→ **TASK GOAL**
From the entries provided below, copy each line that contains the word "desc".

→ **RECORDS SHOWN**

□ □ □ □ □

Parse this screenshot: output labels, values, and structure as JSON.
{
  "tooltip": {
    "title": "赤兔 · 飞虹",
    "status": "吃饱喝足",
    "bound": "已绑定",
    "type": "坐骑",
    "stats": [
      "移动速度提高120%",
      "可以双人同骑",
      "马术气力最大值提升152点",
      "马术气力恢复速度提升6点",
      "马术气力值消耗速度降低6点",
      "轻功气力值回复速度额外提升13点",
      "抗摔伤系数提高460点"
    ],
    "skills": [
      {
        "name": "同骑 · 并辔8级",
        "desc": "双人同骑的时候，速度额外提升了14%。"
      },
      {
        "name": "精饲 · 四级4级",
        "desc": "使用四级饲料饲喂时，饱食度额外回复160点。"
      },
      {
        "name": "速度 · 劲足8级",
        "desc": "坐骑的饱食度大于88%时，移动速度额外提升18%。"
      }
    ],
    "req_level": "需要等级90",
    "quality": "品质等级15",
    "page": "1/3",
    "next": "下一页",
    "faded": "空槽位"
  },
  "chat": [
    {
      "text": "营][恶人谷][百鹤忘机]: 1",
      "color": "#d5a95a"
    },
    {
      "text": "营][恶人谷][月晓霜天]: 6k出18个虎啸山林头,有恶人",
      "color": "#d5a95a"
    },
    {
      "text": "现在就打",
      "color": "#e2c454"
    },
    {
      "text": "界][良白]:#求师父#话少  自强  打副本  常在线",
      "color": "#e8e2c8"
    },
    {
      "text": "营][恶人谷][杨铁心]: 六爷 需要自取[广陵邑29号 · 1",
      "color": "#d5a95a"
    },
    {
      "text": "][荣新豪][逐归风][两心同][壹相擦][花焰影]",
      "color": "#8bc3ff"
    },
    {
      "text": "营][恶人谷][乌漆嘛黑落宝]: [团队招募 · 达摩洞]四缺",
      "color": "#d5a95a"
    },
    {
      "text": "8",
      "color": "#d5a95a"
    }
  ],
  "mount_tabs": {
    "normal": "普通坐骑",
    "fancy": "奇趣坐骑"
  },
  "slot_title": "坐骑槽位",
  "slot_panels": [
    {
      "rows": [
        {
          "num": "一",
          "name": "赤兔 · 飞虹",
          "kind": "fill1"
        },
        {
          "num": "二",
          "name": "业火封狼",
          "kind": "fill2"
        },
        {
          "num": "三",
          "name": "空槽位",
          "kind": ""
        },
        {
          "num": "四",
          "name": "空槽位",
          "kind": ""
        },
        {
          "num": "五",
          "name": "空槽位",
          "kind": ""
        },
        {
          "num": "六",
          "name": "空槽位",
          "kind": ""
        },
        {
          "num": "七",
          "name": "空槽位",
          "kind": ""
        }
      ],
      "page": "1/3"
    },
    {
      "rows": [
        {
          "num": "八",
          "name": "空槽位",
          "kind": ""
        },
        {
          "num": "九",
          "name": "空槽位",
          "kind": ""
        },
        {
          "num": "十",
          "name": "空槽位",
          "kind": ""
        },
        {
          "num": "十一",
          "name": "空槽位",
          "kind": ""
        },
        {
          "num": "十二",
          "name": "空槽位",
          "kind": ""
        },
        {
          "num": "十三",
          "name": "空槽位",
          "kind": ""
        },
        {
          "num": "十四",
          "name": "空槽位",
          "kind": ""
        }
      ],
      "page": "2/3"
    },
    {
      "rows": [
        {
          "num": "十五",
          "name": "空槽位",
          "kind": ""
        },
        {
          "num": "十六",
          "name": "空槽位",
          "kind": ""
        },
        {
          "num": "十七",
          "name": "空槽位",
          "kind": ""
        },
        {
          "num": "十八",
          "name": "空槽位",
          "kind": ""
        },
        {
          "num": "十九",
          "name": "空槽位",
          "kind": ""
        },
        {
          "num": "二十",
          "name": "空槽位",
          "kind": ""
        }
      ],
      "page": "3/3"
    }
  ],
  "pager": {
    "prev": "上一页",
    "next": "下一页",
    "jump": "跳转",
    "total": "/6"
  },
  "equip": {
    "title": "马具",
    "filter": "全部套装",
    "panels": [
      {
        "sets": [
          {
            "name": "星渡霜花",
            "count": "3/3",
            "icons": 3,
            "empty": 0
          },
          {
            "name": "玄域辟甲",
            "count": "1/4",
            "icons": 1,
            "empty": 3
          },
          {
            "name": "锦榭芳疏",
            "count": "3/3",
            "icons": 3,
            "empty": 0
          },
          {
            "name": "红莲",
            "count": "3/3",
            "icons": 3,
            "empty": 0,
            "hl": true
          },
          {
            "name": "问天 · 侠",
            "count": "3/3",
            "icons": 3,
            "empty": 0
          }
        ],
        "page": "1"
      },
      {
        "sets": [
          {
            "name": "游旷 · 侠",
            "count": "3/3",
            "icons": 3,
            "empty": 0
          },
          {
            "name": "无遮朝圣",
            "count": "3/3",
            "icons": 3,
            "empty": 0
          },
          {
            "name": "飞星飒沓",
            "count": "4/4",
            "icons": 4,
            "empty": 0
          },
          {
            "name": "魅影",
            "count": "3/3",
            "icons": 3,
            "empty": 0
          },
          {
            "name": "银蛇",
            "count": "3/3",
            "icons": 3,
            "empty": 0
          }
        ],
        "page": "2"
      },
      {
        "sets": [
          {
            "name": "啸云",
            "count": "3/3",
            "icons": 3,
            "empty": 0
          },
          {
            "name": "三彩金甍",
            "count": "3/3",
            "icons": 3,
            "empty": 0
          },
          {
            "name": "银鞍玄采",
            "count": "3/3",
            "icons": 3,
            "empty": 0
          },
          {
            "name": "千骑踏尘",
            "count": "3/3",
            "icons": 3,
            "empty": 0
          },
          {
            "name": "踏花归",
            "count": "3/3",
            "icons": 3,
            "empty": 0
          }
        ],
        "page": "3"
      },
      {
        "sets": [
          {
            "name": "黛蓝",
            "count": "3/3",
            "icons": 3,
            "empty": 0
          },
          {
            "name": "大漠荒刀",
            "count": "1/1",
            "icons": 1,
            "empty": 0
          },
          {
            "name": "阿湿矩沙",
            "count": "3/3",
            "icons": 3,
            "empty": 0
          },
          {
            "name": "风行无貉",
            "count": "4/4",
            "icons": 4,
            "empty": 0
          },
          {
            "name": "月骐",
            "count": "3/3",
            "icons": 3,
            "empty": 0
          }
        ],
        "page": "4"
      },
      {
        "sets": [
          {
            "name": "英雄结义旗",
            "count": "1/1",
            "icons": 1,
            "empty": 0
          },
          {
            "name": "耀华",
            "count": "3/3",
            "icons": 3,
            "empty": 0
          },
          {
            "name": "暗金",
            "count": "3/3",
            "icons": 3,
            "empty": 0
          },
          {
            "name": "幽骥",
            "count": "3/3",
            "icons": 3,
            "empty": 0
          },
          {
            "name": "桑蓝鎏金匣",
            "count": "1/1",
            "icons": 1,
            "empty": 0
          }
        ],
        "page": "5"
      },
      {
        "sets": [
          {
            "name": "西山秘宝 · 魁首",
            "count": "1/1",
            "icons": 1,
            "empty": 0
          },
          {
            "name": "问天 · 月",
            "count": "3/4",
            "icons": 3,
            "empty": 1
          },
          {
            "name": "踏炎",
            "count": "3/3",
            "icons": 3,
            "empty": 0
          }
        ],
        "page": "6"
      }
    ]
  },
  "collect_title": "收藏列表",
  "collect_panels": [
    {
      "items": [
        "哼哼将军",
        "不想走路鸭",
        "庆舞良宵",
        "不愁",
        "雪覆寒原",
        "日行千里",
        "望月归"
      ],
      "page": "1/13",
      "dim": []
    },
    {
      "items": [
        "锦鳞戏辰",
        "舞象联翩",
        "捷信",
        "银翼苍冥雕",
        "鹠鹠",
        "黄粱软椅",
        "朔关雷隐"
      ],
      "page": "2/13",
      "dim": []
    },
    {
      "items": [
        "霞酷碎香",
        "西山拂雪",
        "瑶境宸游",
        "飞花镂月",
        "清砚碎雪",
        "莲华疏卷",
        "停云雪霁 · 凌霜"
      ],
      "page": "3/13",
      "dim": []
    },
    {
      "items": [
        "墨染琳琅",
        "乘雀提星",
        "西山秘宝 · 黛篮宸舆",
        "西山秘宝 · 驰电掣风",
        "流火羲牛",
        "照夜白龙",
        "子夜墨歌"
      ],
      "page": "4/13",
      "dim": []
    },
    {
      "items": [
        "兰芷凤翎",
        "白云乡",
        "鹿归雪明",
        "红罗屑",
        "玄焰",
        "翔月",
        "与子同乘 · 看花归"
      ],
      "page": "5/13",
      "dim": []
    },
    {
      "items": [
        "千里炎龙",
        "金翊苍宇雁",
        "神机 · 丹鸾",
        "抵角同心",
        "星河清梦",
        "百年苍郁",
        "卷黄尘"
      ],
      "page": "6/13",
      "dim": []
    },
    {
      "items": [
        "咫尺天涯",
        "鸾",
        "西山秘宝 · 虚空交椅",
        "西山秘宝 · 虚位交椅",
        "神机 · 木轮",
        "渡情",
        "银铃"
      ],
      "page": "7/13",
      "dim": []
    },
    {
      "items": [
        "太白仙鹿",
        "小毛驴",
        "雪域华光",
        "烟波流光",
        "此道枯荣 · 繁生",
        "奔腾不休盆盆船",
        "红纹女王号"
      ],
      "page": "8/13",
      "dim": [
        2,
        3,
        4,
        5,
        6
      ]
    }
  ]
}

□ □ □ □ □

→ **OUTPUT FOR THIS EXERCISE**
        "desc": "双人同骑的时候，速度额外提升了14%。"
        "desc": "使用四级饲料饲喂时，饱食度额外回复160点。"
        "desc": "坐骑的饱食度大于88%时，移动速度额外提升18%。"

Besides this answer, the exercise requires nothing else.